#### Short exercise
Go through the listing below and gather every line with the word "frac".

#### Provided data
• • • • • • •

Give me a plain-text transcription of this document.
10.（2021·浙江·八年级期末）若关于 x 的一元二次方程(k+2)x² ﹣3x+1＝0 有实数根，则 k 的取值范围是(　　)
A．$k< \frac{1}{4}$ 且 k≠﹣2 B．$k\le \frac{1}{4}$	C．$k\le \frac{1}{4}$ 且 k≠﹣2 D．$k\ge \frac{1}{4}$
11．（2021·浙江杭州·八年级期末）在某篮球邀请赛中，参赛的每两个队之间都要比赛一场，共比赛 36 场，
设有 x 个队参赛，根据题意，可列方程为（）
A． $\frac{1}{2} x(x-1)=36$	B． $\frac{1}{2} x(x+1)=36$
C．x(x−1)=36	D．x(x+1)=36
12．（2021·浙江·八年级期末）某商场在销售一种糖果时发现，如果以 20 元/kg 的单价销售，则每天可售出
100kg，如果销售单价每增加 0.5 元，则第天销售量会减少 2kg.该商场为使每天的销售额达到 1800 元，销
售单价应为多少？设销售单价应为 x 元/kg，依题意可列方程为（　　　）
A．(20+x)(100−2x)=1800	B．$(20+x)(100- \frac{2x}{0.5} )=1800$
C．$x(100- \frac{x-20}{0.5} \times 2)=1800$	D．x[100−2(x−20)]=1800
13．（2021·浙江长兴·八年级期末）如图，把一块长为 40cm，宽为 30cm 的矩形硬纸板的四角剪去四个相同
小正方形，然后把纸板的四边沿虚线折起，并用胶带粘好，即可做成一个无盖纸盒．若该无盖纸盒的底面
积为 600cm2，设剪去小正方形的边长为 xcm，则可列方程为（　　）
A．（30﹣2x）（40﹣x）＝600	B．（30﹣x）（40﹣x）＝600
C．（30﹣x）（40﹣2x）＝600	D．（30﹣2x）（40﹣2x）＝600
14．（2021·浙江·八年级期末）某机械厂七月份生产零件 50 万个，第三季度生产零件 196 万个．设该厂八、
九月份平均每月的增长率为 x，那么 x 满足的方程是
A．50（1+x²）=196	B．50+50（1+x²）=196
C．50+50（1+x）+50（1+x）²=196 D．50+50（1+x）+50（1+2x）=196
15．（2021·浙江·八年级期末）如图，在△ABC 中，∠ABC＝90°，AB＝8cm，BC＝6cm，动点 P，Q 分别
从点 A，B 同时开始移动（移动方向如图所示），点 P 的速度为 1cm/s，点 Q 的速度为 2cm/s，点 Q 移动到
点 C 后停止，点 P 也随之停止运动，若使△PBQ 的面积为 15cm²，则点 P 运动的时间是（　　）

• • • • • • •

#### Complete answer
A．$k< \frac{1}{4}$ 且 k≠﹣2 B．$k\le \frac{1}{4}$	C．$k\le \frac{1}{4}$ 且 k≠﹣2 D．$k\ge \frac{1}{4}$
A． $\frac{1}{2} x(x-1)=36$	B． $\frac{1}{2} x(x+1)=36$
A．(20+x)(100−2x)=1800	B．$(20+x)(100- \frac{2x}{0.5} )=1800$
C．$x(100- \frac{x-20}{0.5} \times 2)=1800$	D．x[100−2(x−20)]=1800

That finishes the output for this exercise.